Work to do -
Carry none of the pictures over; set down the material below exactly.

━━ Information supplied ━━

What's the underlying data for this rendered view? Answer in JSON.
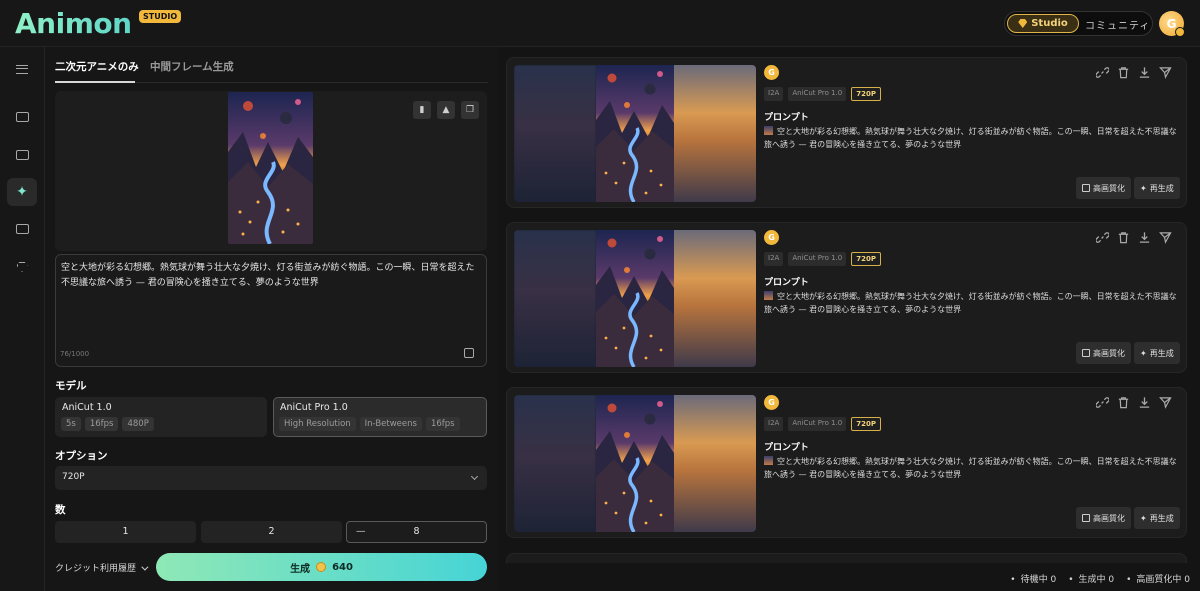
{
  "header": {
    "logo": "Animon",
    "logo_badge": "STUDIO",
    "studio_label": "Studio",
    "community_label": "コミュニティ",
    "avatar_letter": "G"
  },
  "tabs": [
    {
      "label": "二次元アニメのみ",
      "active": true
    },
    {
      "label": "中間フレーム生成",
      "active": false
    }
  ],
  "prompt": {
    "text": "空と大地が彩る幻想郷。熱気球が舞う壮大な夕焼け、灯る街並みが紡ぐ物語。この一瞬、日常を超えた不思議な旅へ誘う — 君の冒険心を掻き立てる、夢のような世界",
    "counter": "76/1000"
  },
  "model": {
    "label": "モデル",
    "options": [
      {
        "name": "AniCut 1.0",
        "tags": [
          "5s",
          "16fps",
          "480P"
        ],
        "selected": false
      },
      {
        "name": "AniCut Pro 1.0",
        "tags": [
          "High Resolution",
          "In-Betweens",
          "16fps"
        ],
        "selected": true
      }
    ]
  },
  "option": {
    "label": "オプション",
    "value": "720P"
  },
  "count": {
    "label": "数",
    "values": [
      "1",
      "2",
      "8"
    ],
    "minus": "—"
  },
  "credit_history": "クレジット利用履歴",
  "generate": {
    "label": "生成",
    "cost": "640"
  },
  "results": {
    "avatar_letter": "G",
    "tags": [
      "I2A",
      "AniCut Pro 1.0",
      "720P"
    ],
    "prompt_label": "プロンプト",
    "prompt_text": "空と大地が彩る幻想郷。熱気球が舞う壮大な夕焼け、灯る街並みが紡ぐ物語。この一瞬、日常を超えた不思議な旅へ誘う — 君の冒険心を掻き立てる、夢のような世界",
    "upscale_label": "高画質化",
    "regenerate_label": "再生成"
  },
  "status": {
    "waiting": "待機中 0",
    "generating": "生成中 0",
    "upscaling": "高画質化中 0"
  },
  "colors": {
    "accent": "#7fe7d0",
    "gold": "#f2b83c",
    "generate_gradient_start": "#8fe8b6",
    "generate_gradient_end": "#46d4d6"
  }
}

━━━

Solution for this task -
What's the underlying data for this rendered view? Answer in JSON.
{
  "header": {
    "logo": "Animon",
    "logo_badge": "STUDIO",
    "studio_label": "Studio",
    "community_label": "コミュニティ",
    "avatar_letter": "G"
  },
  "tabs": [
    {
      "label": "二次元アニメのみ",
      "active": true
    },
    {
      "label": "中間フレーム生成",
      "active": false
    }
  ],
  "prompt": {
    "text": "空と大地が彩る幻想郷。熱気球が舞う壮大な夕焼け、灯る街並みが紡ぐ物語。この一瞬、日常を超えた不思議な旅へ誘う — 君の冒険心を掻き立てる、夢のような世界",
    "counter": "76/1000"
  },
  "model": {
    "label": "モデル",
    "options": [
      {
        "name": "AniCut 1.0",
        "tags": [
          "5s",
          "16fps",
          "480P"
        ],
        "selected": false
      },
      {
        "name": "AniCut Pro 1.0",
        "tags": [
          "High Resolution",
          "In-Betweens",
          "16fps"
        ],
        "selected": true
      }
    ]
  },
  "option": {
    "label": "オプション",
    "value": "720P"
  },
  "count": {
    "label": "数",
    "values": [
      "1",
      "2",
      "8"
    ],
    "minus": "—"
  },
  "credit_history": "クレジット利用履歴",
  "generate": {
    "label": "生成",
    "cost": "640"
  },
  "results": {
    "avatar_letter": "G",
    "tags": [
      "I2A",
      "AniCut Pro 1.0",
      "720P"
    ],
    "prompt_label": "プロンプト",
    "prompt_text": "空と大地が彩る幻想郷。熱気球が舞う壮大な夕焼け、灯る街並みが紡ぐ物語。この一瞬、日常を超えた不思議な旅へ誘う — 君の冒険心を掻き立てる、夢のような世界",
    "upscale_label": "高画質化",
    "regenerate_label": "再生成"
  },
  "status": {
    "waiting": "待機中 0",
    "generating": "生成中 0",
    "upscaling": "高画質化中 0"
  },
  "colors": {
    "accent": "#7fe7d0",
    "gold": "#f2b83c",
    "generate_gradient_start": "#8fe8b6",
    "generate_gradient_end": "#46d4d6"
  }
}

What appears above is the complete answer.